> [SOURCE EXCERPT]
## begin

There is no spectacle quite like the spectacle of the musicals made by MGM's A-list production unit under producer Arthur Freed. Glowing Technicolor, some of the most talented song-and-dance experts ever put on screen, enormous budgets spent on enormous sets: these are the ingredients to make a lifelong fan of the musical genre. Curiously, the Freed Unit musical is an almost entirely post-war phenomenon, despite the apparent reality that Hollywood movies started to tighten their belts after World War II began - though Freed's credits as a producer at the studio stretch from 1939 to 1962, the Golden Age of the MGM musical is much more constrained, stretching from Meet Me in St. Louis in 1944 till 'round about The Band Wagon in 1953, though you could push it a little farther if you were inclined.

From within that era, I now direct your attention to 1951's Royal Wedding, the solo directorial debut of Stanley Donen, who got the job in the midst of a particularly complicated and bitter shoot, in which professional egos and personal demons made a real hell for everybody. The female lead was set to be June Allyson, a mid-level MGM star at the time, until she got pregnant, and was replaced by Judy Garland, one of the studio's top names, whose chemical regimen at the time made her wildly unpredictable and unreliable. The film's assigned director, Charles Walters, was reluctant to work with her again after their previous experiences together, and the studio dumped him without ceremony; when principal photography began and Garland started missing call times, she was fired - not merely from the project, but from MGM itself, leading to her cutting her neck with glass in a fit of depression. And Garland's story from here on continues melodramatic and sorrowful, but we will leave her for now, for she was replaced in her turn by Jane Powell, 21 years old at the time of production and thrust into the first A-picture of a career that would not include very many A-pictures.

## end

> [ENTRIES]
## begin

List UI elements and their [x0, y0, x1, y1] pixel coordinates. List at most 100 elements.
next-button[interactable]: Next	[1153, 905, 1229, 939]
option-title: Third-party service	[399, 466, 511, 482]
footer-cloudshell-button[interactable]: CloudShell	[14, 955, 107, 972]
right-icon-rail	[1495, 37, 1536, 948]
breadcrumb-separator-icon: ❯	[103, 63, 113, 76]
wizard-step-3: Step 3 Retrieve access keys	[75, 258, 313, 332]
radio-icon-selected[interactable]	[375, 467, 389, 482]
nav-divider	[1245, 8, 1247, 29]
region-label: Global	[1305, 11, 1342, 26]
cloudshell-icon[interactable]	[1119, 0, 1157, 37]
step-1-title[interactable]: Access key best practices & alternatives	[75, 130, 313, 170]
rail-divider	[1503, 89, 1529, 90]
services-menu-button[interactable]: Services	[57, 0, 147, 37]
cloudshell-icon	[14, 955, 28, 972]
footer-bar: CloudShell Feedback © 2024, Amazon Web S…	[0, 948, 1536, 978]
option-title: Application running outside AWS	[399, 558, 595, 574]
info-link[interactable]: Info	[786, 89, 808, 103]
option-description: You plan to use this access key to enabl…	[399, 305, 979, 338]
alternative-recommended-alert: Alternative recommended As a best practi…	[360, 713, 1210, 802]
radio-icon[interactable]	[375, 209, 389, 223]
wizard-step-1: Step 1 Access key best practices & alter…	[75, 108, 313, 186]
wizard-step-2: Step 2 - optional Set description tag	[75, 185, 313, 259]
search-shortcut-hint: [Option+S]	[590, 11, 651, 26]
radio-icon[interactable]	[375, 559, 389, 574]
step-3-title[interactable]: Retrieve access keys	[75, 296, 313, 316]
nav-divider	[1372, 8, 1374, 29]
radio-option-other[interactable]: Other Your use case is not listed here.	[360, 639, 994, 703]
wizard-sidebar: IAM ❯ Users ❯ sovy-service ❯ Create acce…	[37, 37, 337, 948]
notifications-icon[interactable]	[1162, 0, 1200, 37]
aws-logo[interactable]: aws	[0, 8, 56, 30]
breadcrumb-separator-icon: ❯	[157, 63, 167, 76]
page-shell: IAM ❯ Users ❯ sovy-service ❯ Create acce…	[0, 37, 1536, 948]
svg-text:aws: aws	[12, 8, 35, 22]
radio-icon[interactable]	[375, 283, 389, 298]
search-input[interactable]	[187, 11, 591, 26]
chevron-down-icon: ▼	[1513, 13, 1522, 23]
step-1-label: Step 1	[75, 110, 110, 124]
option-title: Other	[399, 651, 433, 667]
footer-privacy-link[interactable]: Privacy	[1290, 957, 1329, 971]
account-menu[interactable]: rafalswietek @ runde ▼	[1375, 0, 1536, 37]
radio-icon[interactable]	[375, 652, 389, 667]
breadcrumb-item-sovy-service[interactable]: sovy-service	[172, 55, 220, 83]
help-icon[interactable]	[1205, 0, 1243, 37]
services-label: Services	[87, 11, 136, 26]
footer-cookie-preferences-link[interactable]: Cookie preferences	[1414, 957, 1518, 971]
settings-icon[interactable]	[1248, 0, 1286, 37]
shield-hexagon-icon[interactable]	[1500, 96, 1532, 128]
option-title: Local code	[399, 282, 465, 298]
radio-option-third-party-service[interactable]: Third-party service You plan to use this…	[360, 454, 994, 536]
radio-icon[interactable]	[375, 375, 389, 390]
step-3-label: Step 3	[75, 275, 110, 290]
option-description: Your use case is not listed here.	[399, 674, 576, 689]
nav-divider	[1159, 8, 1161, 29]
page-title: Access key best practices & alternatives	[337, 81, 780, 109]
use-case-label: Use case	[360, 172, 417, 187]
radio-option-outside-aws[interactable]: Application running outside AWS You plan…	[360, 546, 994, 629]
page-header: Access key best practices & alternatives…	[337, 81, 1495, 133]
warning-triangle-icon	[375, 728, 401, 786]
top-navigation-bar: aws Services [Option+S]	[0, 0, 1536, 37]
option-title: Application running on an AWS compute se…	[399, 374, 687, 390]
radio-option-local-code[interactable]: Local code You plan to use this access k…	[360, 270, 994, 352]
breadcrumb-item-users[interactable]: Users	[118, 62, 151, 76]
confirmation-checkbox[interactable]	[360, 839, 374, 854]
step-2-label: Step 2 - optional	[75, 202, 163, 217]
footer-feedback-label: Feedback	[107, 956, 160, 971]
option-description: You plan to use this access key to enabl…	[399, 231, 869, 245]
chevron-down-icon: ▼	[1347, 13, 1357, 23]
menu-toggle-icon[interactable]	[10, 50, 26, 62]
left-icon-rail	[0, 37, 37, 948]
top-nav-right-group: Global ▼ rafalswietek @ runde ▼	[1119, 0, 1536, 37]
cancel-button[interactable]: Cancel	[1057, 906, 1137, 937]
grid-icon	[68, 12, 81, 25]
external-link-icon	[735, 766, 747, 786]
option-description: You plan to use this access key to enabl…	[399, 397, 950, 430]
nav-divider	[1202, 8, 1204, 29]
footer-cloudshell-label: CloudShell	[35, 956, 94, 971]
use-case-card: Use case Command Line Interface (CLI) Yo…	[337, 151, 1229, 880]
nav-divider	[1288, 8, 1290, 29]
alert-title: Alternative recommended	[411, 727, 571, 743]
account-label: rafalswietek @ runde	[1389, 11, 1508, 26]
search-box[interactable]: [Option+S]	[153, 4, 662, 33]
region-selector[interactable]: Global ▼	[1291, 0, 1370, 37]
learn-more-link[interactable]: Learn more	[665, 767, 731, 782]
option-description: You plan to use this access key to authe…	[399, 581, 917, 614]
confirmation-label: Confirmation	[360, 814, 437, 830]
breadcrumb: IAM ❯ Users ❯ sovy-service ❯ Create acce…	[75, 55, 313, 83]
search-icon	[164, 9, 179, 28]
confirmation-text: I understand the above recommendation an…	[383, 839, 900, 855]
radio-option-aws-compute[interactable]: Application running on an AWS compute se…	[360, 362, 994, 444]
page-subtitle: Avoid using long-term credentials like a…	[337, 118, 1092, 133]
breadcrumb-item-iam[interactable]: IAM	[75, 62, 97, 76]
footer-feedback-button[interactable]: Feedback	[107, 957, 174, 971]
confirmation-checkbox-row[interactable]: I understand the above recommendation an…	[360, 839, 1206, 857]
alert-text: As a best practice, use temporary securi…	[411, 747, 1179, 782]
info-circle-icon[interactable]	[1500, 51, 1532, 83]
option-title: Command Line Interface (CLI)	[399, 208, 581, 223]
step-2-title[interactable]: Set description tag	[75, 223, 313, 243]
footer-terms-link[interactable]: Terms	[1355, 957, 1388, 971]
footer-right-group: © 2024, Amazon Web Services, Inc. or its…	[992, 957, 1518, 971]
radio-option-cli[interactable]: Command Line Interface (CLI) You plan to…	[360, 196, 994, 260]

## end

> [REQUIREMENTS]
1. Repeat the section of the passage on MGM's Freed Unit musicals starting at "There is no" and ending at "you were inclined.", word for word.
2. Go on with the passage about MGM's Freed Unit musicals and Royal Wedding, picking up right after its final sentence.

> [OUTPUTS BY TASK]
1.
There is no spectacle quite like the spectacle of the musicals made by MGM's A-list production unit under producer Arthur Freed. Glowing Technicolor, some of the most talented song-and-dance experts ever put on screen, enormous budgets spent on enormous sets: these are the ingredients to make a lifelong fan of the musical genre. Curiously, the Freed Unit musical is an almost entirely post-war phenomenon, despite the apparent reality that Hollywood movies started to tighten their belts after World War II began - though Freed's credits as a producer at the studio stretch from 1939 to 1962, the Golden Age of the MGM musical is much more constrained, stretching from Meet Me in St. Louis in 1944 till 'round about The Band Wagon in 1953, though you could push it a little farther if you were inclined.

2.
So much drama for a movie that's such a fluffy cupcake. The first and maybe only adjective that Royal Wedding insists upon for itself is "charming": and a kind of sleepy, easy charming it is, too, mostly forgettable outside of a handful of really top-notch musical numbers. As written by Alan Jay Lerner - the stage lyricist's very first movie credit - the story tells of a pair of Broadway superstar siblings, Ellen Bowen (Powell) and her older brother - her much, much older brother - Tom (Fred Astaire, whose relationship with his sister Adele inspired the characters), who are given an opportunity to take their hit show to London just in time for the big wedding of the local princess (the Princess Elizabeth had married Lieutenant Philip Mountbatten had occurred in 1947; they are not named, but it's preposterous to imagine that 1951 audiences wouldn't make the connection). While there, the two Bowens spend more time falling in love than performing: Ellen with the charmingly awkward and poor Lord John Brindale (Peter Lawford), whom she meets on the ship crossing the ocean, Tom with the dancer Anne Ashmond (Sarah Churchill, daughter of the once and future Prime Minister), that he picks up while casting the show. Minor problems intervene, but there's only a very small doubt of how things are going to wind up.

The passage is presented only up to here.